>> start Data excerpts

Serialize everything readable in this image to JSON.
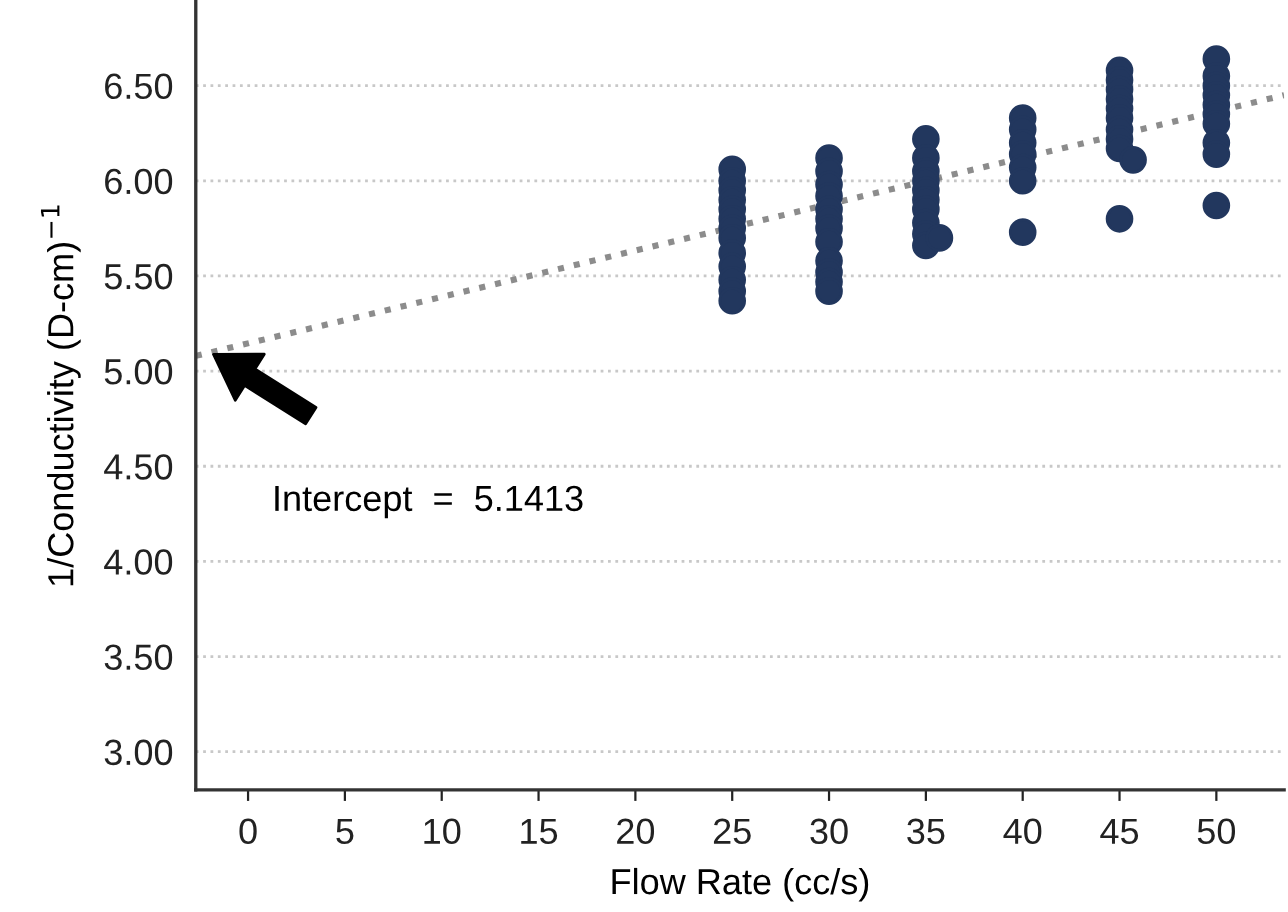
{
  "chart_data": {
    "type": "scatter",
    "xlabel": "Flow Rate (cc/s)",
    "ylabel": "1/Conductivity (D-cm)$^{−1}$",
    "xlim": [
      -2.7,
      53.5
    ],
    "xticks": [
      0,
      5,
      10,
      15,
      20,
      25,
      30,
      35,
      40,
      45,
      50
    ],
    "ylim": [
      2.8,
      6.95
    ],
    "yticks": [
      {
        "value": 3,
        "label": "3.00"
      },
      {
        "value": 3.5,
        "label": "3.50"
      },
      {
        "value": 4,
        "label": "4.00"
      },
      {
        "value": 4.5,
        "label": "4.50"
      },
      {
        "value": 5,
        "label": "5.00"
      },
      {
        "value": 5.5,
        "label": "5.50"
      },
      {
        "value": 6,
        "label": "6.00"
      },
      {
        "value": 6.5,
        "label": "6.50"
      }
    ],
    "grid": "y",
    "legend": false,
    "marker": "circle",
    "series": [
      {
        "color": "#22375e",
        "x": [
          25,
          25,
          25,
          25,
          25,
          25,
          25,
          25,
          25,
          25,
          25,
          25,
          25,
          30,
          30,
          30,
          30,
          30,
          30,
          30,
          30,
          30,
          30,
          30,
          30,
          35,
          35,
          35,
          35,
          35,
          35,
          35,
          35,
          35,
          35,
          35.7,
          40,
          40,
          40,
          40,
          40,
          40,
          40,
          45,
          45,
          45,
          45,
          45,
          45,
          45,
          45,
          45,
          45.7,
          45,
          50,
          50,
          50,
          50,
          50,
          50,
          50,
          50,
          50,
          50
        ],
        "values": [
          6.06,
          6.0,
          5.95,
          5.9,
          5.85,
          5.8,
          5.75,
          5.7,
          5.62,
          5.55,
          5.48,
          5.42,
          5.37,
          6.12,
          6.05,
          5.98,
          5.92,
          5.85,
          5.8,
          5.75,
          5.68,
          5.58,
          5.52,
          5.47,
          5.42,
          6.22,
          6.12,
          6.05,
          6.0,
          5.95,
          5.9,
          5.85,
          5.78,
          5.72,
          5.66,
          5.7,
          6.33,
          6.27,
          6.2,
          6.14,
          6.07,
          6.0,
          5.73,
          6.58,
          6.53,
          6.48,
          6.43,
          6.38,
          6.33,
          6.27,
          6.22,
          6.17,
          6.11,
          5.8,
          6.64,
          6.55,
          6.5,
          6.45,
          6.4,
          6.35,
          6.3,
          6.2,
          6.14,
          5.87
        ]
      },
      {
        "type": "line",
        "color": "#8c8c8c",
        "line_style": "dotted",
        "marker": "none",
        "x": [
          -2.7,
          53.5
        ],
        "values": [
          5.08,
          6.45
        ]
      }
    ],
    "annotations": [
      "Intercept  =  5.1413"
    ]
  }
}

>> end Data excerpts
>> start Data excerpts

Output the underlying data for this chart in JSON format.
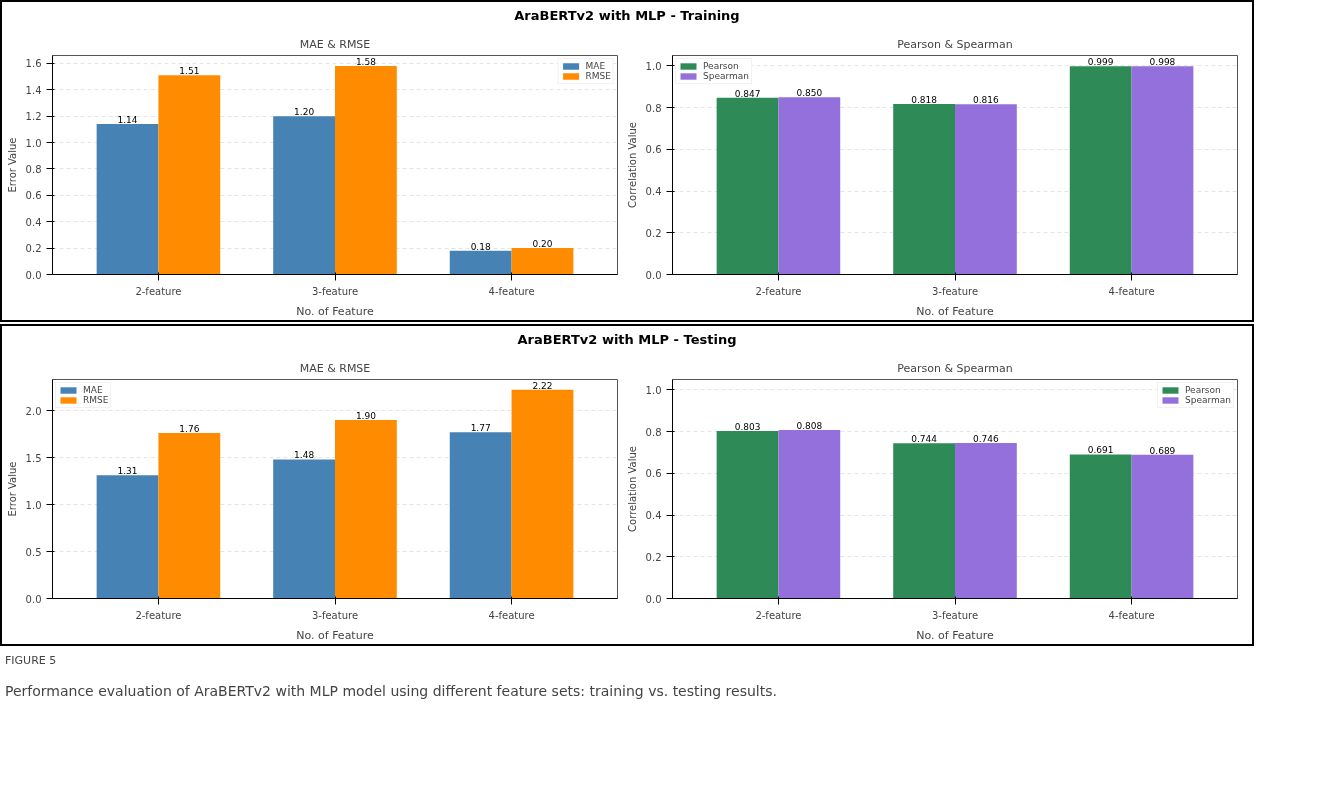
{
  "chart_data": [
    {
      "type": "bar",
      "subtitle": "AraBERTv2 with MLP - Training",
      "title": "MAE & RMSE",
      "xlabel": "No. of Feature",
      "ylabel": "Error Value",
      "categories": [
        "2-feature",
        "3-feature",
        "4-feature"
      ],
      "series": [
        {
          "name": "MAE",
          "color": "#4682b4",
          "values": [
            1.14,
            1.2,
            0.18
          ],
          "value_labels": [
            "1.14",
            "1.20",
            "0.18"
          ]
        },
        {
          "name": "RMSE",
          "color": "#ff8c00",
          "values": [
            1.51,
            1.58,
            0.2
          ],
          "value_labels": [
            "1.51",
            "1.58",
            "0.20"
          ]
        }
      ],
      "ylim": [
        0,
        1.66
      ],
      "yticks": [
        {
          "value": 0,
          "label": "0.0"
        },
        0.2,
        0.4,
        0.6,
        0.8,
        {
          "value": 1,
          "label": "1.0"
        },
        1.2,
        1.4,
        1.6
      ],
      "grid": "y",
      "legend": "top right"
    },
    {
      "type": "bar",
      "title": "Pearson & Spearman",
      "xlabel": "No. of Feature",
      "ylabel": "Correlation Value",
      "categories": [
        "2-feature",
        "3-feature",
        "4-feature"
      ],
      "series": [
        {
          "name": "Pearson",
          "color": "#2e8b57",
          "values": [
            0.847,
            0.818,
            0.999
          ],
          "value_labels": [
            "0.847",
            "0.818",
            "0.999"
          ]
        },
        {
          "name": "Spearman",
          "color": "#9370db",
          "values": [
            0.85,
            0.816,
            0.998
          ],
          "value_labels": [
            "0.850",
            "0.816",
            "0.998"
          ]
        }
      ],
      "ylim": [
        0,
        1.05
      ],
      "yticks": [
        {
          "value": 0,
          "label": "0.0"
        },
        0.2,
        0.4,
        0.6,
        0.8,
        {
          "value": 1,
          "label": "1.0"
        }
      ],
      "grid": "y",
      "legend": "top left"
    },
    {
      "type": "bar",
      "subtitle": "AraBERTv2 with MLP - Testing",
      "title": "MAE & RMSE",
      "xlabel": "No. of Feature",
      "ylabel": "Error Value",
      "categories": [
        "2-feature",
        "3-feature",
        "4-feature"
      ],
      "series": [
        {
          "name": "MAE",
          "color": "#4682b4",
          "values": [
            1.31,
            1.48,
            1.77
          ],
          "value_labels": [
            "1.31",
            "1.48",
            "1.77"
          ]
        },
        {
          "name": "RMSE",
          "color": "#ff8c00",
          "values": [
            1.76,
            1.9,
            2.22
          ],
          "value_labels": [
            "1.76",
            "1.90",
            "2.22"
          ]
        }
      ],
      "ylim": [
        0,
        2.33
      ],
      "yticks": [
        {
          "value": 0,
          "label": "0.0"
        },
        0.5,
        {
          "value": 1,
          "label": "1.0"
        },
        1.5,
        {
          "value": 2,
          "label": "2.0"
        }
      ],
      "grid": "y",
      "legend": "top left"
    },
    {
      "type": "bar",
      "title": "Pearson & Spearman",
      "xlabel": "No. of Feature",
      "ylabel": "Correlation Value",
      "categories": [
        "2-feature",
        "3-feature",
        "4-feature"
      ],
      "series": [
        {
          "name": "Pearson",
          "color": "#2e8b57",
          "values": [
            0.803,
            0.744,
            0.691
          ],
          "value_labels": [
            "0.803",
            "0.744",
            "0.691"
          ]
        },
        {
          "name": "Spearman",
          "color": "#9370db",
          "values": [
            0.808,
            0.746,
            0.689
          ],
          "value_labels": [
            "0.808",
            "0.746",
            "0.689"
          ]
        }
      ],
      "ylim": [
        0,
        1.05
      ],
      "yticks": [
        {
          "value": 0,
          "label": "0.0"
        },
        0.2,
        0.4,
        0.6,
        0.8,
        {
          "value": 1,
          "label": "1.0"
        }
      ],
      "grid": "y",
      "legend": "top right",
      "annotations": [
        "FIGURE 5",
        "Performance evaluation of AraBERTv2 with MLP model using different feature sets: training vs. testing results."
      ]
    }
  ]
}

>> end Data excerpts
>> start Data excerpts

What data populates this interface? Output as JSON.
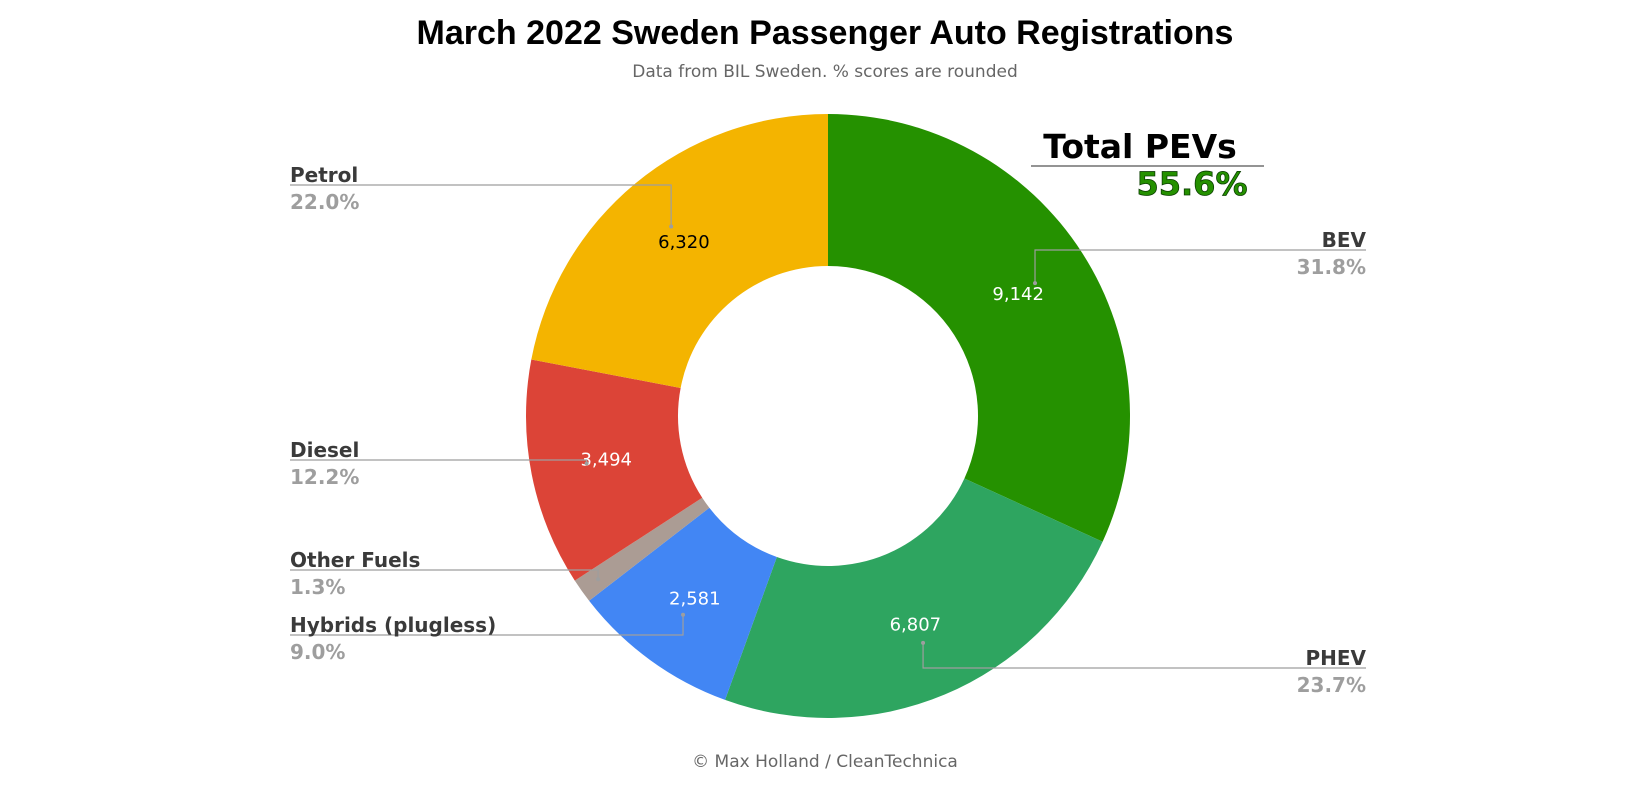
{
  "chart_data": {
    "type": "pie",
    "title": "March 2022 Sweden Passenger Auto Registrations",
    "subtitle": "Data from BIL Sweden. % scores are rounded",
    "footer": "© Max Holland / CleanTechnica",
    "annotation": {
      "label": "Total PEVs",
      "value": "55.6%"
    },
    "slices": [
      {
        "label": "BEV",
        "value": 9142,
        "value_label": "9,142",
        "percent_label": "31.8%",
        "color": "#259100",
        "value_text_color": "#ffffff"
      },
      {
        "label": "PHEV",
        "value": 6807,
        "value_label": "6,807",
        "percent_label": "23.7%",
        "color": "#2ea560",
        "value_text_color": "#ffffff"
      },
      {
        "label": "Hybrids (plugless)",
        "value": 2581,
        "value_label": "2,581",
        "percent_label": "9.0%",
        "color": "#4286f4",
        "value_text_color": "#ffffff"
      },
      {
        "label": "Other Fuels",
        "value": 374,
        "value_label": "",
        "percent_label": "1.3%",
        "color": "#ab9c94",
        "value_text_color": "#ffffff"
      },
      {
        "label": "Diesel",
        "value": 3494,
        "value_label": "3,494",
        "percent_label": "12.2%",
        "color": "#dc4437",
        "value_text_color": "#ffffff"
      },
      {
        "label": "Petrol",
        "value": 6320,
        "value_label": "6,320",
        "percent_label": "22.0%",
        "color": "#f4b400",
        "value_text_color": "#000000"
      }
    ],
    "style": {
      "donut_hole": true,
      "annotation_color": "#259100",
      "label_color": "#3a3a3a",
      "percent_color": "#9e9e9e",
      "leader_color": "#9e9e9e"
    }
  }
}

>> end Data excerpts

Track down every line holding the string "JSON" and copy it.

Serialize everything readable in this image to JSON.
Output the underlying data for this chart in JSON format.
What data populates this interface? Output as JSON.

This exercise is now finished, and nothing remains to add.